Lines containing the word "adults" are to be located and copied.

Extracted data entries:
[Begin]

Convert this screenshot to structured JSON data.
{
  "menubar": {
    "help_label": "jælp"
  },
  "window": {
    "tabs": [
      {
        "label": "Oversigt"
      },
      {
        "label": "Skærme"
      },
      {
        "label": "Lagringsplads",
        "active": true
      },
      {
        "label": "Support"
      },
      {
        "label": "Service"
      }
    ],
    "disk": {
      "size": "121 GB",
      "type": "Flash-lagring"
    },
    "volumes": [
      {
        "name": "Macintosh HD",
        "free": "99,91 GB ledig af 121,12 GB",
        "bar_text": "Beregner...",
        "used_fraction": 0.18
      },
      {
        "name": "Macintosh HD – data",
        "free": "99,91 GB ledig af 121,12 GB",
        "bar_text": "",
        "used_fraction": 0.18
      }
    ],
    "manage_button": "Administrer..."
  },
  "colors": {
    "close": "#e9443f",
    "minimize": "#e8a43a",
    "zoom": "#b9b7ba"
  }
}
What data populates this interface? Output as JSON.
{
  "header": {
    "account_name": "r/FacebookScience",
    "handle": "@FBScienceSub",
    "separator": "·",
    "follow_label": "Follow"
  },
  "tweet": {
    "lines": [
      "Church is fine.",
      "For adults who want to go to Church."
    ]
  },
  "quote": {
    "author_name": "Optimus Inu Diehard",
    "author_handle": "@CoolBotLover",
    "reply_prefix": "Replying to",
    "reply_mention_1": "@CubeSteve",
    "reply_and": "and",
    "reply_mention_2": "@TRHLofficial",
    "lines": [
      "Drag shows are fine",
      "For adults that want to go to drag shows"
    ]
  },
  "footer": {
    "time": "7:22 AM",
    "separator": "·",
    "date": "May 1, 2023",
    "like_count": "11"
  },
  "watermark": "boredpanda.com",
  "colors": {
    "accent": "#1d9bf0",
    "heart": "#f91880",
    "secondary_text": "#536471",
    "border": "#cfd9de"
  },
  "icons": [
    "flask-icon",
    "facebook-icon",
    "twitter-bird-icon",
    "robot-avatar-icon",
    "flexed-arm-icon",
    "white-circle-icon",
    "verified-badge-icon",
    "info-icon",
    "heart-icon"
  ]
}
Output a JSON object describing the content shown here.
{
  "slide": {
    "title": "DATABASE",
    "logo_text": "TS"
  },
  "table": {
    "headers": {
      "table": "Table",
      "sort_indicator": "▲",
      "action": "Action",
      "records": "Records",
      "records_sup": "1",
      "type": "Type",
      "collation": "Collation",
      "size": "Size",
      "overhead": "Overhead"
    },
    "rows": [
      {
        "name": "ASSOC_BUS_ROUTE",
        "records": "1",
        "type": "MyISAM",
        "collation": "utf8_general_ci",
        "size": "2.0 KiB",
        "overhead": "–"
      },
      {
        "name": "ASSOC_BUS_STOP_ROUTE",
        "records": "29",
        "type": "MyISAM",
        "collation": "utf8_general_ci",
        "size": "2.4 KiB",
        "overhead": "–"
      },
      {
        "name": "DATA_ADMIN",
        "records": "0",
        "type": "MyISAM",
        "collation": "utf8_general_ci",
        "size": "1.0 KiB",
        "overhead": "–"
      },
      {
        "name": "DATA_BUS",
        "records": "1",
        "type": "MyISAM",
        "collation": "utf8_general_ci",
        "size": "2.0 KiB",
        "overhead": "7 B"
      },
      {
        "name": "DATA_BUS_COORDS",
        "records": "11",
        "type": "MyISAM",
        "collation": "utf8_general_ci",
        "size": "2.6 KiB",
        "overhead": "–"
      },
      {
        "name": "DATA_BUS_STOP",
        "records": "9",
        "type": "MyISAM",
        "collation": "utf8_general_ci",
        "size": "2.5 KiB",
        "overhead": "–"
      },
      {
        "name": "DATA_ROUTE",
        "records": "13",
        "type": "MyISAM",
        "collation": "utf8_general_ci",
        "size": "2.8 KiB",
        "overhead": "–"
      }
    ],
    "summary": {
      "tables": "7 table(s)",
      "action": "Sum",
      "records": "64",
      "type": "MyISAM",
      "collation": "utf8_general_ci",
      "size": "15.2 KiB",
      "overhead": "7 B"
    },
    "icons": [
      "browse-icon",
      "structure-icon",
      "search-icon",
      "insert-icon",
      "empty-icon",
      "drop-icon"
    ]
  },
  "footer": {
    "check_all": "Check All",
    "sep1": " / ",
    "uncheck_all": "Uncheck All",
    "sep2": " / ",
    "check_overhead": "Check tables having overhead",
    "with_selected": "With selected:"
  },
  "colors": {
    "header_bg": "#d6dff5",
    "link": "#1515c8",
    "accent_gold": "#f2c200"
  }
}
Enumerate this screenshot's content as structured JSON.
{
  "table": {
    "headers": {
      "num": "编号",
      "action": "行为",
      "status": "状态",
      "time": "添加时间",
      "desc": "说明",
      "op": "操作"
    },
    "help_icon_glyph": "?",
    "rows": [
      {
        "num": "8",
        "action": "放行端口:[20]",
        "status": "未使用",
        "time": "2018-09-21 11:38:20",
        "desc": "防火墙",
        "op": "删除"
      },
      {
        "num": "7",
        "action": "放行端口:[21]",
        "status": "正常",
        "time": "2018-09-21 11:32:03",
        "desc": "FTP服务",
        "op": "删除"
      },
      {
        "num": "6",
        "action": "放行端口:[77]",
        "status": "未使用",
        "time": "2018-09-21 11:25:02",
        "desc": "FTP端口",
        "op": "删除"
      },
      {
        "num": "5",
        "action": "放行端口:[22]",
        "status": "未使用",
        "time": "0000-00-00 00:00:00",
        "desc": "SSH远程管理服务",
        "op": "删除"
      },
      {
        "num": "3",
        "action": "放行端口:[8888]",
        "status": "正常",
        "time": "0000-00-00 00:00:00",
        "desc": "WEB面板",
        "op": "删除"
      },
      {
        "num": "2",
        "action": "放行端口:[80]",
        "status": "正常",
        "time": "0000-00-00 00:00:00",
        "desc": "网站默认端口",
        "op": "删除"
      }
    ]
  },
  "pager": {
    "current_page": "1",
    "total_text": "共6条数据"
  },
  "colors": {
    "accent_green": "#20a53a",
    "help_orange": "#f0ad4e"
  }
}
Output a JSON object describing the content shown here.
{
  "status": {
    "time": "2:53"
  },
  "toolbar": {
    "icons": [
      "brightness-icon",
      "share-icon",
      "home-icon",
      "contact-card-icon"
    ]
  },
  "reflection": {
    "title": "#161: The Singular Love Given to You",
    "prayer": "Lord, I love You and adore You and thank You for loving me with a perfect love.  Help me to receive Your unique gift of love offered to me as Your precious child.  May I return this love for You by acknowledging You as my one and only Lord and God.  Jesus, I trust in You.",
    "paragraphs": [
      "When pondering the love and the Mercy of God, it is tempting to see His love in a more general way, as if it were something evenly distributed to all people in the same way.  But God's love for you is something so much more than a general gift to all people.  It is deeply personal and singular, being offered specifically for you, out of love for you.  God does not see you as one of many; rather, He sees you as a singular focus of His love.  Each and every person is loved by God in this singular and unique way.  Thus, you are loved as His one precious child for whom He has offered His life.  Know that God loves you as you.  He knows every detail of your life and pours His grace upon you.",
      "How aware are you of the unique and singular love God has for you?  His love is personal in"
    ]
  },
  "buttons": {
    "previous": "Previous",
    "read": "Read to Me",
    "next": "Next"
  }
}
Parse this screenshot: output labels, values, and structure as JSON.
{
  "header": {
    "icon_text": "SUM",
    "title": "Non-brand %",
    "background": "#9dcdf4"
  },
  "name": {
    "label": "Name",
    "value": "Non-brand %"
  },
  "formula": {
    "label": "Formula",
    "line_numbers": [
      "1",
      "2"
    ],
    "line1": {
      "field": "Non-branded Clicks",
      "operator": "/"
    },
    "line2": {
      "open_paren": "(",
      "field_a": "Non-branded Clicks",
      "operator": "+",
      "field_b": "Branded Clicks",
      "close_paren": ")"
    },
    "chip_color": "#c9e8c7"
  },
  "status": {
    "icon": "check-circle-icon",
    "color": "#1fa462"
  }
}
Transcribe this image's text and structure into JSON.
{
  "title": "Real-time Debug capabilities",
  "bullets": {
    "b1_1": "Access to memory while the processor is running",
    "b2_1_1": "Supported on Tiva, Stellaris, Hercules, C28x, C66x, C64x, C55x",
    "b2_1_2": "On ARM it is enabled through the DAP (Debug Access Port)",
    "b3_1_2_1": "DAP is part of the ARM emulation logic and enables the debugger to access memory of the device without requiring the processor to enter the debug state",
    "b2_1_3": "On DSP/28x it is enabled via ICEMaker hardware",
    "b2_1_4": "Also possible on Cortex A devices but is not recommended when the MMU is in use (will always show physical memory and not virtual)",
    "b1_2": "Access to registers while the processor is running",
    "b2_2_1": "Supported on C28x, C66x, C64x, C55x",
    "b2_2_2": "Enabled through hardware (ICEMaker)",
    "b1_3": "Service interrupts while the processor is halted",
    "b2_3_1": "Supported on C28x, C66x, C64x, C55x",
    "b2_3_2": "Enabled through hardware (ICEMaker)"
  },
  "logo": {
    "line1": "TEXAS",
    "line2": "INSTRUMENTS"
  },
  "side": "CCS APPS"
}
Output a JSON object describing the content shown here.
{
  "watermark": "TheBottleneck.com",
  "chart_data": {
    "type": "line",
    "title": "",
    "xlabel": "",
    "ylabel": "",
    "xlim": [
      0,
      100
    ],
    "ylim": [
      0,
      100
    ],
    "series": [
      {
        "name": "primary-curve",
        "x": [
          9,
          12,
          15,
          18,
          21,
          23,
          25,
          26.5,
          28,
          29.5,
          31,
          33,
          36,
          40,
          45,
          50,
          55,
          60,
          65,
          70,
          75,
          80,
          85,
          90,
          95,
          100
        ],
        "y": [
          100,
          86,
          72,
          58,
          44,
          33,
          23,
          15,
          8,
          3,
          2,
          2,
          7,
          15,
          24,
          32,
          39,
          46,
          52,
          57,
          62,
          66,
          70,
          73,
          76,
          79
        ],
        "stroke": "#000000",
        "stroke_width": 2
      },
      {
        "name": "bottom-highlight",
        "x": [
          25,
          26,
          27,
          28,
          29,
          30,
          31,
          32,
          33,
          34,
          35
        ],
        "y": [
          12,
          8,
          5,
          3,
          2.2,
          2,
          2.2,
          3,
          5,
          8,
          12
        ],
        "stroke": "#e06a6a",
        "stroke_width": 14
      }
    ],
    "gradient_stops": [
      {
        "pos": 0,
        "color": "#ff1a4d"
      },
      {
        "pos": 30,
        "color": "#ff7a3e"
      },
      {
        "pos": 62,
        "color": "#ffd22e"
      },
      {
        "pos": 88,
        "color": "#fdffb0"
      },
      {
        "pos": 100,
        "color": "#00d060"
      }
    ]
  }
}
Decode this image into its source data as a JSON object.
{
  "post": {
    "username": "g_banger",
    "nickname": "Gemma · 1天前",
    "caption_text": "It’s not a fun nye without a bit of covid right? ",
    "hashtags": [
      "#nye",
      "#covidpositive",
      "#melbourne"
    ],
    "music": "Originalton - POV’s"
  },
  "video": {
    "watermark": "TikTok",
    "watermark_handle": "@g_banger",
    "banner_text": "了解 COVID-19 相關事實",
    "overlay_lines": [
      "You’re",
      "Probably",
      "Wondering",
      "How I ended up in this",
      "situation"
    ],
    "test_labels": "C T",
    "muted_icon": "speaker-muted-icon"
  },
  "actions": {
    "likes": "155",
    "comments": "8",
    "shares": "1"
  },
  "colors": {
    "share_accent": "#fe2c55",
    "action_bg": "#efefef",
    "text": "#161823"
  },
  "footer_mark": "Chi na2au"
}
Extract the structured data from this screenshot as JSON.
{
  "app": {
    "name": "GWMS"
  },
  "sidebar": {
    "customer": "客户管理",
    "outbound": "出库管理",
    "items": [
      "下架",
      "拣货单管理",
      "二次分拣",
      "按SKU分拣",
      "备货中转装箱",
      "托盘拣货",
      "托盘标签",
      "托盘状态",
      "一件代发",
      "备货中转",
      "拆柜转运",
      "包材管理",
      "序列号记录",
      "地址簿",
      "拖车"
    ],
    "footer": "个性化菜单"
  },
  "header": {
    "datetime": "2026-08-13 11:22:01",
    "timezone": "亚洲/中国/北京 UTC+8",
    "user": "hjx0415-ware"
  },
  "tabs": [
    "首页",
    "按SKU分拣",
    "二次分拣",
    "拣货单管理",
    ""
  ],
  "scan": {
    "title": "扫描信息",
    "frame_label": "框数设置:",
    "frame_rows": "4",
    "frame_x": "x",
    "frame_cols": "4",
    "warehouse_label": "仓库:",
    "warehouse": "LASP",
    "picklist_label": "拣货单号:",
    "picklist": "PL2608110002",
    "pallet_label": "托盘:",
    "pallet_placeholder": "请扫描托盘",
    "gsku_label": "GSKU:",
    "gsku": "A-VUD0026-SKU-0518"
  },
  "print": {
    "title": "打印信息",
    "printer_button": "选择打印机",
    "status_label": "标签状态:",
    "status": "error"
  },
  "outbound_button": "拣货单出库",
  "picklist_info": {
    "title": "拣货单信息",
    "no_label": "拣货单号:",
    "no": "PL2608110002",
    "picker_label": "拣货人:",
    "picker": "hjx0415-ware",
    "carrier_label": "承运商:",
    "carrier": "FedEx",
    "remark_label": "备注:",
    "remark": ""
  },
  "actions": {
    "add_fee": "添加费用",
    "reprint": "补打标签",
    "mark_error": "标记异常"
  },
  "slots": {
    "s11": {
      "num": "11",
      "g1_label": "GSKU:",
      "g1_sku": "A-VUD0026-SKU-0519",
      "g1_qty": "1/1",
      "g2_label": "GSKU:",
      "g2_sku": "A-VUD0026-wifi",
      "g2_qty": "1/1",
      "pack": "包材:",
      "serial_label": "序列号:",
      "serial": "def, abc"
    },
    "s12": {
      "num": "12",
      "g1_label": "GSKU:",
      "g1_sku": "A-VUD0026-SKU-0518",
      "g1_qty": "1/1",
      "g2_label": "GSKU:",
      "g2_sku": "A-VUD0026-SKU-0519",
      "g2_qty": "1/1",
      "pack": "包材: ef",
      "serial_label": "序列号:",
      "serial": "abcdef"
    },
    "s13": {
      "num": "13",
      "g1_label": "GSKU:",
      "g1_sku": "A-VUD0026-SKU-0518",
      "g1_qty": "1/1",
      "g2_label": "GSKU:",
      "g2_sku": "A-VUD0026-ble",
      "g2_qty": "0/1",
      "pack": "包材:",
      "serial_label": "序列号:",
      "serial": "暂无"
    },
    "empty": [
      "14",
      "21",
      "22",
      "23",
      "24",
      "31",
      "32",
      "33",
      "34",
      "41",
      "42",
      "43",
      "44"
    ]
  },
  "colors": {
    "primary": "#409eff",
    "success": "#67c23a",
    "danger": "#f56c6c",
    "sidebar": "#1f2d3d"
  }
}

[End]

» **Final result**
      "For adults who want to go to Church."
      "For adults that want to go to drag shows"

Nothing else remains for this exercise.